§ **Goal**: Reproduce the records verbatim from their first line through the line that contains "instruction-paragraph: Proveďte rešerši", including both.

§ **Dataset records**:

:::

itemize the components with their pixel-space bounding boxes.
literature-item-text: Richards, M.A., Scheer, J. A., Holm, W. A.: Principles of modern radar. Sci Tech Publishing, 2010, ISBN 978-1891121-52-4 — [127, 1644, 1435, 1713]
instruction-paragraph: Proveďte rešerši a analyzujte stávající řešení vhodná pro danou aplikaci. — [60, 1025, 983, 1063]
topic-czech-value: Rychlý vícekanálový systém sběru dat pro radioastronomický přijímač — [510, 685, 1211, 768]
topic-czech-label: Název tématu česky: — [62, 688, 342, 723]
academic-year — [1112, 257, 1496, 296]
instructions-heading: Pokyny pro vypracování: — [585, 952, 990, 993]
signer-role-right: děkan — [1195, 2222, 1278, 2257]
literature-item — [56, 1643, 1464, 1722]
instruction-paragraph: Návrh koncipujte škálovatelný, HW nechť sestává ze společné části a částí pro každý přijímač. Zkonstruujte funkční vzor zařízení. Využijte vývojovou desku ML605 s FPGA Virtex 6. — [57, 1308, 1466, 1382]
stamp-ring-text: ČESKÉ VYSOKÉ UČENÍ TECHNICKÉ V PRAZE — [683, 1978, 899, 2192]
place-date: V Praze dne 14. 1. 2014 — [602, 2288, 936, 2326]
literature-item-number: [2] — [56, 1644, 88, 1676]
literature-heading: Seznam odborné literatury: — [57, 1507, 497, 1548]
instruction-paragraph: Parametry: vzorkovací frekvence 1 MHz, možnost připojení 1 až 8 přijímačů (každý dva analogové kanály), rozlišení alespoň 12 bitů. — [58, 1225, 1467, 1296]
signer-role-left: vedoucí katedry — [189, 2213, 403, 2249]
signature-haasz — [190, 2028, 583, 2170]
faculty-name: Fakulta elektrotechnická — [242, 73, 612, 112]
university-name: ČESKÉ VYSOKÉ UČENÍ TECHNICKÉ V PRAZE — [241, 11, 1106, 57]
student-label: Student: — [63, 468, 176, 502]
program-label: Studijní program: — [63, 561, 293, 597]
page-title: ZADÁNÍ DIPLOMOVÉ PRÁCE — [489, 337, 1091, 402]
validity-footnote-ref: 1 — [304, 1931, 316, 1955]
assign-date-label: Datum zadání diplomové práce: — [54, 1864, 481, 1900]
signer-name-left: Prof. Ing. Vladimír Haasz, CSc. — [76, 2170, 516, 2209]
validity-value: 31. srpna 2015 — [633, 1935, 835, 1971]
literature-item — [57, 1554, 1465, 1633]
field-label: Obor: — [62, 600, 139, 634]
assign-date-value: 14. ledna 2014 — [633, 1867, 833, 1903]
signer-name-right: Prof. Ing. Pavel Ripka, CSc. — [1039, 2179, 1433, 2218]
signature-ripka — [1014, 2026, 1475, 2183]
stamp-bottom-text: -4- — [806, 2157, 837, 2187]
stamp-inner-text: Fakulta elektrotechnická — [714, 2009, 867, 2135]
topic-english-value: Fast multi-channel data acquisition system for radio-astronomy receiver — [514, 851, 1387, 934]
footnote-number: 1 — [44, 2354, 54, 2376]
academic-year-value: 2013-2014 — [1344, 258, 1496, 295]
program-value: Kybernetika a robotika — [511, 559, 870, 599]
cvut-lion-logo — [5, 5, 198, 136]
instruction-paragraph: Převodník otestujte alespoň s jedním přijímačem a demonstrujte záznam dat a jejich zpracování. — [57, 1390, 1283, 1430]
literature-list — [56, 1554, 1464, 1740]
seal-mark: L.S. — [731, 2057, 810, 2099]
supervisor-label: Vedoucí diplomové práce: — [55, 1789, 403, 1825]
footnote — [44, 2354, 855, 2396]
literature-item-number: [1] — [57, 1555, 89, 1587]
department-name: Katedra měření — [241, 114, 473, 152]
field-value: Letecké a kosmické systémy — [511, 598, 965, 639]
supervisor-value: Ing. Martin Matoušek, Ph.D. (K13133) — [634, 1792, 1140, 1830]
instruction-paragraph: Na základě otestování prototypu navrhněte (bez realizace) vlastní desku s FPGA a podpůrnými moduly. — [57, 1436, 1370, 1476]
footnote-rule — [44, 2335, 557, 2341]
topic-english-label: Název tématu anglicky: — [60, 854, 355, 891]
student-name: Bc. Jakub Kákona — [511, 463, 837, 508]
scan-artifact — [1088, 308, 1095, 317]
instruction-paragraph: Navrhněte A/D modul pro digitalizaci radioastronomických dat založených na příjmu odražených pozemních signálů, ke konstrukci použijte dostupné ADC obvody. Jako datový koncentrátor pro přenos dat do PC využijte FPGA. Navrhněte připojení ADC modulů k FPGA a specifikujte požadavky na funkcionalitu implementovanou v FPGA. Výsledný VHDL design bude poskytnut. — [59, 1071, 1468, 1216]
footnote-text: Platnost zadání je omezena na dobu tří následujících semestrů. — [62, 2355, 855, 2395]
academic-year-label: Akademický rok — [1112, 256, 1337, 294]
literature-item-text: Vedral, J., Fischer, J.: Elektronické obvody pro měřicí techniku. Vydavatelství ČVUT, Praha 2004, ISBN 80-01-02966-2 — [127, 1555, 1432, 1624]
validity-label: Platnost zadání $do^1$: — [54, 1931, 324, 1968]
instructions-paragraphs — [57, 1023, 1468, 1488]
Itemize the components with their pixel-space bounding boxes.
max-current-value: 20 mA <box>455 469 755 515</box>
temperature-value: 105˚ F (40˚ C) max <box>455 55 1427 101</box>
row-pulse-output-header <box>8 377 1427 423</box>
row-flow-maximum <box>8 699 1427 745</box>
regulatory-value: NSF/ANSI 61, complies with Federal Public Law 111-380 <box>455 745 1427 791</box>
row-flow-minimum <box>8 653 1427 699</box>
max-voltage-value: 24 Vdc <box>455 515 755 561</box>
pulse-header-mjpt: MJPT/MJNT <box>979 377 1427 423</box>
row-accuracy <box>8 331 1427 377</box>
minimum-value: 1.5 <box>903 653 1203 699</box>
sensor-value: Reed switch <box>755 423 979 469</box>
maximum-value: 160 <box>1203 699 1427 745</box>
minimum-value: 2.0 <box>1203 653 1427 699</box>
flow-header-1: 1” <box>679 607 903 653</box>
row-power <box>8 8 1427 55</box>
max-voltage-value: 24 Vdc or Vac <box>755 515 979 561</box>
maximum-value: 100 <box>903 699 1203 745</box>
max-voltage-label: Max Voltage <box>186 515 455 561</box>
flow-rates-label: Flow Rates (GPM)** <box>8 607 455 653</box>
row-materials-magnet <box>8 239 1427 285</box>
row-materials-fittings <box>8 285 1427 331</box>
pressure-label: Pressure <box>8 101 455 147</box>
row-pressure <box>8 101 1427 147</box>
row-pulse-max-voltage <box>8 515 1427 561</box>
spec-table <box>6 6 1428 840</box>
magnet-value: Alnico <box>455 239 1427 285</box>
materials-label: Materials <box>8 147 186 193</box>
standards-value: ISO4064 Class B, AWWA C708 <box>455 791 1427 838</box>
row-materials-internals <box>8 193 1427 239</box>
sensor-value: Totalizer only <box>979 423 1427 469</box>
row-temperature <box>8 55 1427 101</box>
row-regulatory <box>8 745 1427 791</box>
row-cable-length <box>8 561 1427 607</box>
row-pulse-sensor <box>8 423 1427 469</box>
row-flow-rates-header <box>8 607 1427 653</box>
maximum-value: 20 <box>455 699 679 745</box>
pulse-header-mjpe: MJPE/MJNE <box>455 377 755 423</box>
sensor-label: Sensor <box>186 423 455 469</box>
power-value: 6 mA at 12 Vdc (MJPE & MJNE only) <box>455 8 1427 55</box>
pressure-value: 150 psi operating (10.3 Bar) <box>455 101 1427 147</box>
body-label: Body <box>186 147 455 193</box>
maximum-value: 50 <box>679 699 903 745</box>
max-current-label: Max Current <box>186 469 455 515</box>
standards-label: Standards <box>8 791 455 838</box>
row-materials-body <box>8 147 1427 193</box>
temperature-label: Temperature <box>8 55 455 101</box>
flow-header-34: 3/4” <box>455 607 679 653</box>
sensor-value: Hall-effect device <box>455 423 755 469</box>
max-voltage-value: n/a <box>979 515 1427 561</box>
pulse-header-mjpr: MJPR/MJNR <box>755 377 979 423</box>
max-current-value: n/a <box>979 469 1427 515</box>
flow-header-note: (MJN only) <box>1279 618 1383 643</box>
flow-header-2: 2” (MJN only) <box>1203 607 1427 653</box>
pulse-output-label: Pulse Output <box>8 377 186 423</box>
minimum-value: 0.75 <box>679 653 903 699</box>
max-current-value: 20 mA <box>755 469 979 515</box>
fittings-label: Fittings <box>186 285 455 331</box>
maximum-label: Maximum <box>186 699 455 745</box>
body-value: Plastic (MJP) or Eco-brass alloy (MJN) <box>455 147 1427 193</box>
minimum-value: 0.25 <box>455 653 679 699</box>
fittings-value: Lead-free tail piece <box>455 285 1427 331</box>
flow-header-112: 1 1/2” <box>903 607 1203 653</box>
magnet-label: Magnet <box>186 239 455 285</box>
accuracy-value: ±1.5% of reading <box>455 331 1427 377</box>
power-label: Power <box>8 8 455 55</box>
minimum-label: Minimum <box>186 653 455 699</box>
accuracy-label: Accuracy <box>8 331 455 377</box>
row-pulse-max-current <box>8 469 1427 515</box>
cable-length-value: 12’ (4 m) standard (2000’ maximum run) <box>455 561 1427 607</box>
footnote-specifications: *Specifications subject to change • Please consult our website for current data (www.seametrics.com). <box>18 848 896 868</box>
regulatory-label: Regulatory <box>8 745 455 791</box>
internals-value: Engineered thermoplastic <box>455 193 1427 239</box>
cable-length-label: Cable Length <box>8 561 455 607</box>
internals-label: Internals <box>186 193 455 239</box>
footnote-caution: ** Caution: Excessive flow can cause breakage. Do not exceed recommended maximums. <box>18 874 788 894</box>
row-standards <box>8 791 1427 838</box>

:::

§ **Solution to this problem**:
itemize the components with their pixel-space bounding boxes.
literature-item-text: Richards, M.A., Scheer, J. A., Holm, W. A.: Principles of modern radar. Sci Tech Publishing, 2010, ISBN 978-1891121-52-4 — [127, 1644, 1435, 1713]
instruction-paragraph: Proveďte rešerši a analyzujte stávající řešení vhodná pro danou aplikaci. — [60, 1025, 983, 1063]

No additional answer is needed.